Tally the lines containing the word "text", and report the tally alone.
▬▬▬
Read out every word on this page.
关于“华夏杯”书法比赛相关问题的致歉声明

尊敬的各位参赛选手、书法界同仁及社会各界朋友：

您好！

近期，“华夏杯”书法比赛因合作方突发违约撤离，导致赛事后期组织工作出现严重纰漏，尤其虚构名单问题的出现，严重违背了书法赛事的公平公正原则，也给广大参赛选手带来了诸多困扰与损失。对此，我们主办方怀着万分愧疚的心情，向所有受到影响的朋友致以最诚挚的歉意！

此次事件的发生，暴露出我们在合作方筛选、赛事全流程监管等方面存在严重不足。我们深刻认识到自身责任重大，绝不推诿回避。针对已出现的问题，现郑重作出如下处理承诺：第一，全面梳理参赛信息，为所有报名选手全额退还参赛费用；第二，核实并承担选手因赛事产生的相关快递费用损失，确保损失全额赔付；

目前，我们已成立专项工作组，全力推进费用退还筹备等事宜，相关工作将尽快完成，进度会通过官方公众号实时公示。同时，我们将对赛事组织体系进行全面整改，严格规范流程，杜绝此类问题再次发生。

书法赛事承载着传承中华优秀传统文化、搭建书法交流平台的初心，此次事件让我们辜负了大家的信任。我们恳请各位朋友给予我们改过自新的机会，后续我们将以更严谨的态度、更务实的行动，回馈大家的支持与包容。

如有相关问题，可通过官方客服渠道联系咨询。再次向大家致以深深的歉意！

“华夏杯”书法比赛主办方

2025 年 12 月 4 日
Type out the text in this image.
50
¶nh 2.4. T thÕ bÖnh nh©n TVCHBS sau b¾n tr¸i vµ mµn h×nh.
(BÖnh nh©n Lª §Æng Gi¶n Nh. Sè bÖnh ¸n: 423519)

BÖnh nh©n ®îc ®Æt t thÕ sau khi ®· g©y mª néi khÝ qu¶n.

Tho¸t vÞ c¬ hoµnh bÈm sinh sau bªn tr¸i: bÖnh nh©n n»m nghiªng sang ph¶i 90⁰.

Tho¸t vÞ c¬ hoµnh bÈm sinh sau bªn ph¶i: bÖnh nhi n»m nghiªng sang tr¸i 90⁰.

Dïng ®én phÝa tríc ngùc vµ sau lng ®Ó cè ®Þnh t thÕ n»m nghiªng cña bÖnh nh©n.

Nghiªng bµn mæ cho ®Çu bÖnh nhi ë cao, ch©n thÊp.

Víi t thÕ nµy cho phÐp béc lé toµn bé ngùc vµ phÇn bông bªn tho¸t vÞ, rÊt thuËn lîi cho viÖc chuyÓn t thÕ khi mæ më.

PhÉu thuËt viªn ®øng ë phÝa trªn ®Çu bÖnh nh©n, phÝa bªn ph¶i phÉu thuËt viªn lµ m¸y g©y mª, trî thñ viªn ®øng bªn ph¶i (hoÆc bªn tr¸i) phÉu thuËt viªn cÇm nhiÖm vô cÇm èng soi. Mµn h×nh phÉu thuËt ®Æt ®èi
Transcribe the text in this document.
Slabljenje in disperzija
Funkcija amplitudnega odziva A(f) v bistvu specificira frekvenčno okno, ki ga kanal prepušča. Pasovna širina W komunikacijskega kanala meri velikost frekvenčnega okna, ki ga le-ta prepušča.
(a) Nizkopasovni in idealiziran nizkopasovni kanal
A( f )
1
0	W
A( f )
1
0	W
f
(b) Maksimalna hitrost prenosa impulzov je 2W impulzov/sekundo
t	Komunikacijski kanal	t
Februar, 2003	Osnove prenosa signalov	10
▬▬▬
=== RESULT OF THIS EXERCISE ===
2